### What is required:
Filter these entries so that only lines with the word "recordings" remain.

= = = = =

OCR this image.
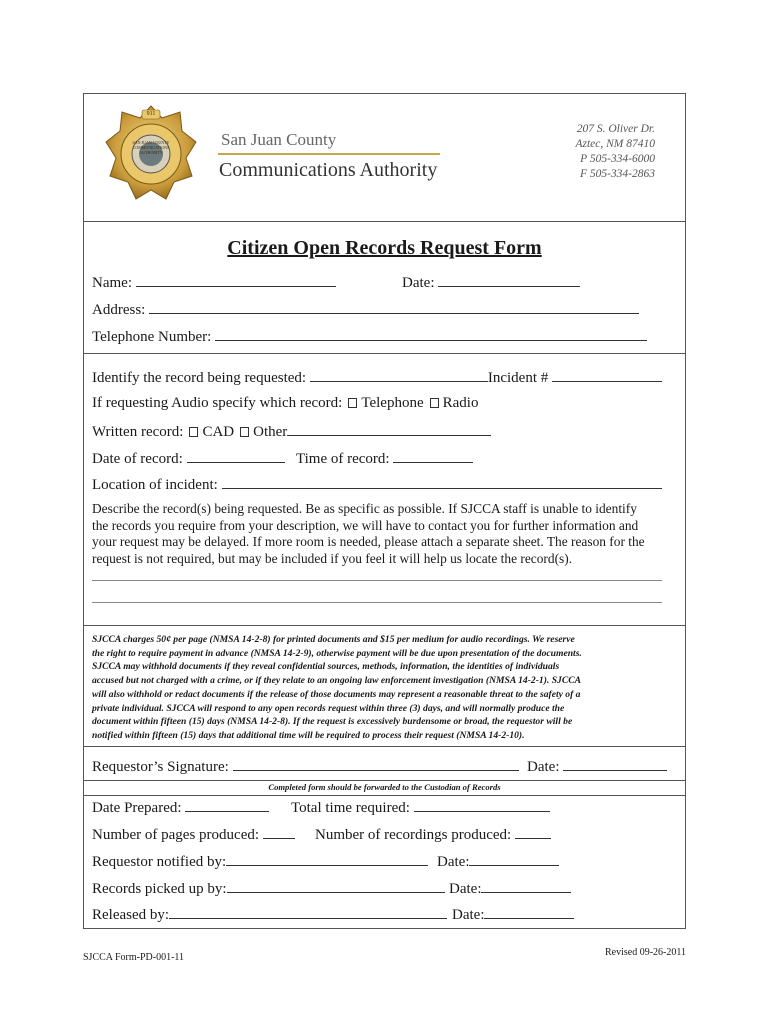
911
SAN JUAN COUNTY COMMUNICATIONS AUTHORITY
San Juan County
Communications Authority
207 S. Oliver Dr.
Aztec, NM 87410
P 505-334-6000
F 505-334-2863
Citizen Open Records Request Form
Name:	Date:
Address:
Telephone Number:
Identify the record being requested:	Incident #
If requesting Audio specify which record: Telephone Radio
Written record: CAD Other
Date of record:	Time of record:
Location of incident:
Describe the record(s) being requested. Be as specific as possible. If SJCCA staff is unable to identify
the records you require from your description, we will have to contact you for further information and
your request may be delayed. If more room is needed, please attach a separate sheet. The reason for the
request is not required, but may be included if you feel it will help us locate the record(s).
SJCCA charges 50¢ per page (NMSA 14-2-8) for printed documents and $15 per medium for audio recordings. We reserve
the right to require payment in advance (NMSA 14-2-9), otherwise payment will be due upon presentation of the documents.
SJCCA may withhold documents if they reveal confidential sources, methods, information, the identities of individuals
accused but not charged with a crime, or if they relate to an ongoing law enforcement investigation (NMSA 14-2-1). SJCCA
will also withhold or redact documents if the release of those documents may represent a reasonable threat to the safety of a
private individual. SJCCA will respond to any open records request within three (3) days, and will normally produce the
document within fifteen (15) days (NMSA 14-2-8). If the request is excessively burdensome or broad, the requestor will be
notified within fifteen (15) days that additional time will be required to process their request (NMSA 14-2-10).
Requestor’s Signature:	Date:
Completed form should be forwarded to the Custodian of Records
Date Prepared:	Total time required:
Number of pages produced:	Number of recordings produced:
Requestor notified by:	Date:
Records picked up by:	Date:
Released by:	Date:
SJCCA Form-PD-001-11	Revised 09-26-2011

= = = = =

### Output of the exercise:
SJCCA charges 50¢ per page (NMSA 14-2-8) for printed documents and $15 per medium for audio recordings. We reserve
Number of pages produced:	Number of recordings produced:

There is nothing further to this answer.